DATA FOR PROCESSING:
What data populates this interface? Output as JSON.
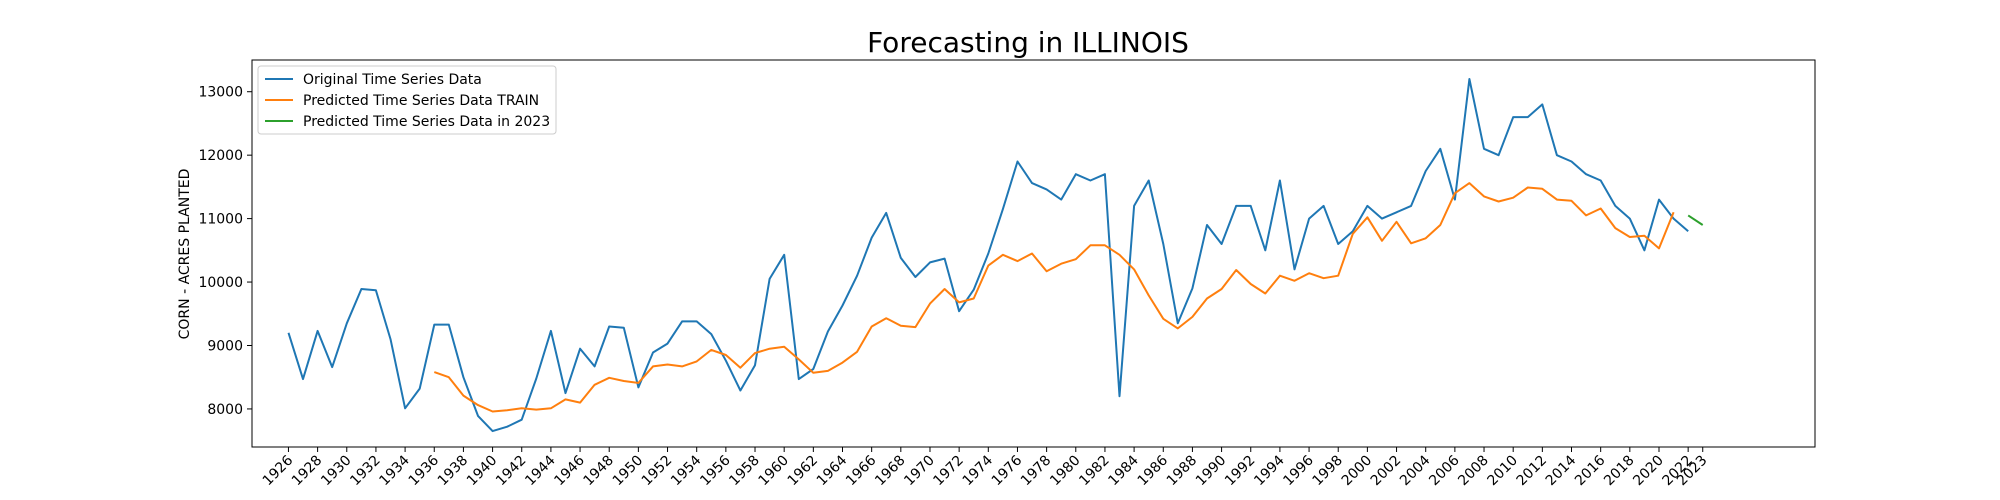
{
  "chart_data": {
    "type": "line",
    "title": "Forecasting in ILLINOIS",
    "xlabel": "",
    "ylabel": "CORN - ACRES PLANTED",
    "xlim": [
      1923.5,
      2030.7
    ],
    "ylim": [
      7400,
      13500
    ],
    "yticks": [
      8000,
      9000,
      10000,
      11000,
      12000,
      13000
    ],
    "xticks": [
      1926,
      1928,
      1930,
      1932,
      1934,
      1936,
      1938,
      1940,
      1942,
      1944,
      1946,
      1948,
      1950,
      1952,
      1954,
      1956,
      1958,
      1960,
      1962,
      1964,
      1966,
      1968,
      1970,
      1972,
      1974,
      1976,
      1978,
      1980,
      1982,
      1984,
      1986,
      1988,
      1990,
      1992,
      1994,
      1996,
      1998,
      2000,
      2002,
      2004,
      2006,
      2008,
      2010,
      2012,
      2014,
      2016,
      2018,
      2020,
      2022,
      2023
    ],
    "grid": false,
    "legend": "top-left",
    "series": [
      {
        "name": "Original Time Series Data",
        "color": "#1f77b4",
        "x": [
          1926,
          1927,
          1928,
          1929,
          1930,
          1931,
          1932,
          1933,
          1934,
          1935,
          1936,
          1937,
          1938,
          1939,
          1940,
          1941,
          1942,
          1943,
          1944,
          1945,
          1946,
          1947,
          1948,
          1949,
          1950,
          1951,
          1952,
          1953,
          1954,
          1955,
          1956,
          1957,
          1958,
          1959,
          1960,
          1961,
          1962,
          1963,
          1964,
          1965,
          1966,
          1967,
          1968,
          1969,
          1970,
          1971,
          1972,
          1973,
          1974,
          1975,
          1976,
          1977,
          1978,
          1979,
          1980,
          1981,
          1982,
          1983,
          1984,
          1985,
          1986,
          1987,
          1988,
          1989,
          1990,
          1991,
          1992,
          1993,
          1994,
          1995,
          1996,
          1997,
          1998,
          1999,
          2000,
          2001,
          2002,
          2003,
          2004,
          2005,
          2006,
          2007,
          2008,
          2009,
          2010,
          2011,
          2012,
          2013,
          2014,
          2015,
          2016,
          2017,
          2018,
          2019,
          2020,
          2021,
          2022
        ],
        "values": [
          9200,
          8470,
          9230,
          8660,
          9350,
          9890,
          9870,
          9100,
          8010,
          8320,
          9330,
          9330,
          8500,
          7890,
          7650,
          7720,
          7830,
          8480,
          9230,
          8250,
          8950,
          8670,
          9300,
          9280,
          8340,
          8890,
          9030,
          9380,
          9380,
          9180,
          8760,
          8290,
          8690,
          10050,
          10430,
          8470,
          8630,
          9220,
          9630,
          10100,
          10700,
          11090,
          10380,
          10080,
          10310,
          10370,
          9540,
          9880,
          10450,
          11150,
          11900,
          11560,
          11460,
          11300,
          11700,
          11600,
          11700,
          8200,
          11200,
          11600,
          10600,
          9350,
          9900,
          10900,
          10600,
          11200,
          11200,
          10500,
          11600,
          10200,
          11000,
          11200,
          10600,
          10800,
          11200,
          11000,
          11100,
          11200,
          11750,
          12100,
          11300,
          13200,
          12100,
          12000,
          12600,
          12600,
          12800,
          12000,
          11900,
          11700,
          11600,
          11200,
          11000,
          10500,
          11300,
          11000,
          10800
        ]
      },
      {
        "name": "Predicted Time Series Data TRAIN",
        "color": "#ff7f0e",
        "x": [
          1936,
          1937,
          1938,
          1939,
          1940,
          1941,
          1942,
          1943,
          1944,
          1945,
          1946,
          1947,
          1948,
          1949,
          1950,
          1951,
          1952,
          1953,
          1954,
          1955,
          1956,
          1957,
          1958,
          1959,
          1960,
          1961,
          1962,
          1963,
          1964,
          1965,
          1966,
          1967,
          1968,
          1969,
          1970,
          1971,
          1972,
          1973,
          1974,
          1975,
          1976,
          1977,
          1978,
          1979,
          1980,
          1981,
          1982,
          1983,
          1984,
          1985,
          1986,
          1987,
          1988,
          1989,
          1990,
          1991,
          1992,
          1993,
          1994,
          1995,
          1996,
          1997,
          1998,
          1999,
          2000,
          2001,
          2002,
          2003,
          2004,
          2005,
          2006,
          2007,
          2008,
          2009,
          2010,
          2011,
          2012,
          2013,
          2014,
          2015,
          2016,
          2017,
          2018,
          2019,
          2020,
          2021
        ],
        "values": [
          8580,
          8500,
          8210,
          8060,
          7960,
          7980,
          8010,
          7990,
          8010,
          8150,
          8100,
          8380,
          8490,
          8440,
          8410,
          8670,
          8700,
          8670,
          8750,
          8930,
          8850,
          8650,
          8880,
          8950,
          8980,
          8780,
          8570,
          8600,
          8730,
          8900,
          9300,
          9430,
          9310,
          9290,
          9660,
          9890,
          9680,
          9740,
          10260,
          10430,
          10330,
          10450,
          10170,
          10290,
          10360,
          10580,
          10580,
          10430,
          10200,
          9790,
          9420,
          9270,
          9450,
          9740,
          9890,
          10190,
          9970,
          9820,
          10100,
          10020,
          10140,
          10060,
          10100,
          10760,
          11020,
          10650,
          10950,
          10610,
          10690,
          10900,
          11400,
          11560,
          11350,
          11270,
          11330,
          11490,
          11470,
          11300,
          11280,
          11050,
          11160,
          10850,
          10710,
          10730,
          10530,
          11100
        ]
      },
      {
        "name": "Predicted Time Series Data in 2023",
        "color": "#2ca02c",
        "x": [
          2022,
          2023
        ],
        "values": [
          11050,
          10900
        ]
      }
    ]
  }
}
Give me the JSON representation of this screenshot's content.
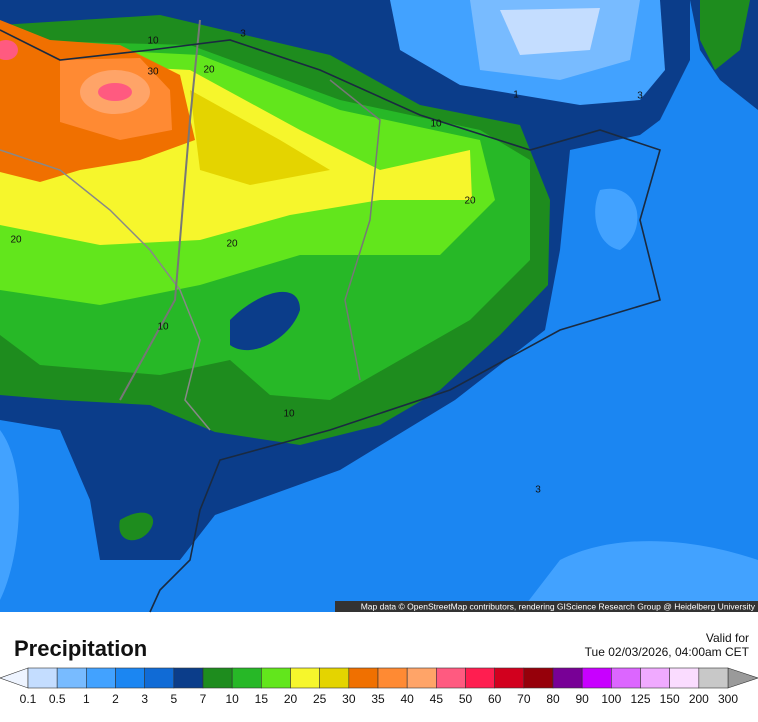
{
  "map": {
    "contour_labels": [
      "10",
      "3",
      "30",
      "20",
      "1",
      "3",
      "10",
      "20",
      "20",
      "20",
      "10",
      "10",
      "3"
    ],
    "attribution": "Map data © OpenStreetMap contributors, rendering GIScience Research Group @ Heidelberg University"
  },
  "header": {
    "title": "Precipitation",
    "valid_label": "Valid for",
    "valid_time": "Tue 02/03/2026, 04:00am CET"
  },
  "legend": {
    "ticks": [
      0.1,
      0.5,
      1,
      2,
      3,
      5,
      7,
      10,
      15,
      20,
      25,
      30,
      35,
      40,
      45,
      50,
      60,
      70,
      80,
      90,
      100,
      125,
      150,
      200,
      300
    ],
    "colors": [
      "#c4ddff",
      "#78bbff",
      "#42a2ff",
      "#1b86f2",
      "#106bd6",
      "#0b3d8a",
      "#1e8c1e",
      "#27b827",
      "#62e61c",
      "#f6f62c",
      "#e4d400",
      "#f07000",
      "#ff8a33",
      "#ffa468",
      "#ff5a80",
      "#ff1e50",
      "#d2001e",
      "#96000a",
      "#780096",
      "#c800ff",
      "#dc66ff",
      "#f0aaff",
      "#fadcff",
      "#c8c8c8"
    ],
    "under_color": "#eef4ff",
    "over_color": "#9a9a9a"
  }
}
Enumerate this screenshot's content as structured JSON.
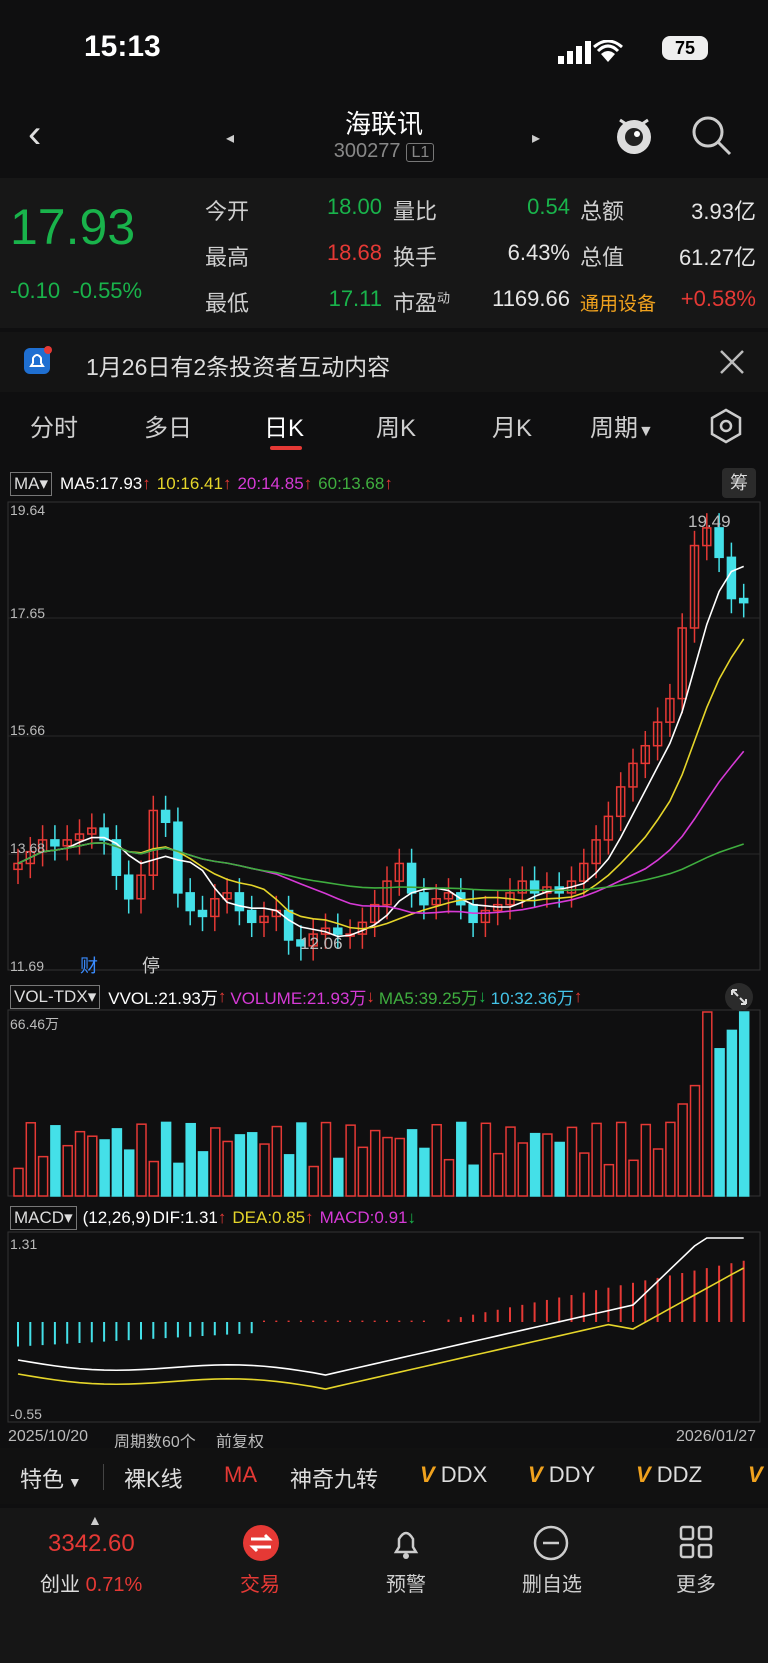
{
  "status": {
    "time": "15:13",
    "battery": "75"
  },
  "header": {
    "title": "海联讯",
    "code": "300277",
    "code_badge": "L1"
  },
  "quote": {
    "price": "17.93",
    "change": "-0.10",
    "change_pct": "-0.55%",
    "rows": [
      [
        {
          "label": "今开",
          "value": "18.00",
          "color": "#19b34b"
        },
        {
          "label": "量比",
          "value": "0.54",
          "color": "#19b34b"
        },
        {
          "label": "总额",
          "value": "3.93亿",
          "color": "#e6e6e6"
        }
      ],
      [
        {
          "label": "最高",
          "value": "18.68",
          "color": "#e53935"
        },
        {
          "label": "换手",
          "value": "6.43%",
          "color": "#e6e6e6"
        },
        {
          "label": "总值",
          "value": "61.27亿",
          "color": "#e6e6e6"
        }
      ],
      [
        {
          "label": "最低",
          "value": "17.11",
          "color": "#19b34b"
        },
        {
          "label": "市盈",
          "label_sup": "动",
          "value": "1169.66",
          "color": "#e6e6e6"
        },
        {
          "label": "通用设备",
          "value": "+0.58%",
          "color": "#e53935"
        }
      ]
    ]
  },
  "notice": {
    "text": "1月26日有2条投资者互动内容"
  },
  "tabs": [
    "分时",
    "多日",
    "日K",
    "周K",
    "月K",
    "周期"
  ],
  "ma_legend": {
    "select": "MA",
    "ma5": "MA5:17.93",
    "ma10": "10:16.41",
    "ma20": "20:14.85",
    "ma60": "60:13.68",
    "btn": "筹"
  },
  "kline": {
    "y_labels": [
      "19.64",
      "17.65",
      "15.66",
      "13.68",
      "11.69"
    ],
    "high_label": "19.49",
    "low_label": "12.06",
    "marks": [
      "财",
      "停"
    ]
  },
  "vol_legend": {
    "select": "VOL-TDX",
    "vvol": "VVOL:21.93万",
    "volume": "VOLUME:21.93万",
    "ma5": "MA5:39.25万",
    "ma10": "10:32.36万",
    "max": "66.46万"
  },
  "macd_legend": {
    "select": "MACD",
    "params": "(12,26,9)",
    "dif": "DIF:1.31",
    "dea": "DEA:0.85",
    "macd": "MACD:0.91",
    "top": "1.31",
    "bottom": "-0.55"
  },
  "footer_axis": {
    "start": "2025/10/20",
    "period": "周期数60个",
    "adj": "前复权",
    "end": "2026/01/27"
  },
  "toolbar": [
    "特色",
    "裸K线",
    "MA",
    "神奇九转",
    "DDX",
    "DDY",
    "DDZ"
  ],
  "bottom_nav": {
    "index_value": "3342.60",
    "index_name": "创业",
    "index_pct": "0.71%",
    "items": [
      "交易",
      "预警",
      "删自选",
      "更多"
    ]
  },
  "colors": {
    "up": "#e53935",
    "down": "#19b34b",
    "cyan": "#44e0e8"
  }
}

INSTRUCTION:
Output nothing but the number of lines in the data containing the string "this".

EXERCISE SOLUTION:
3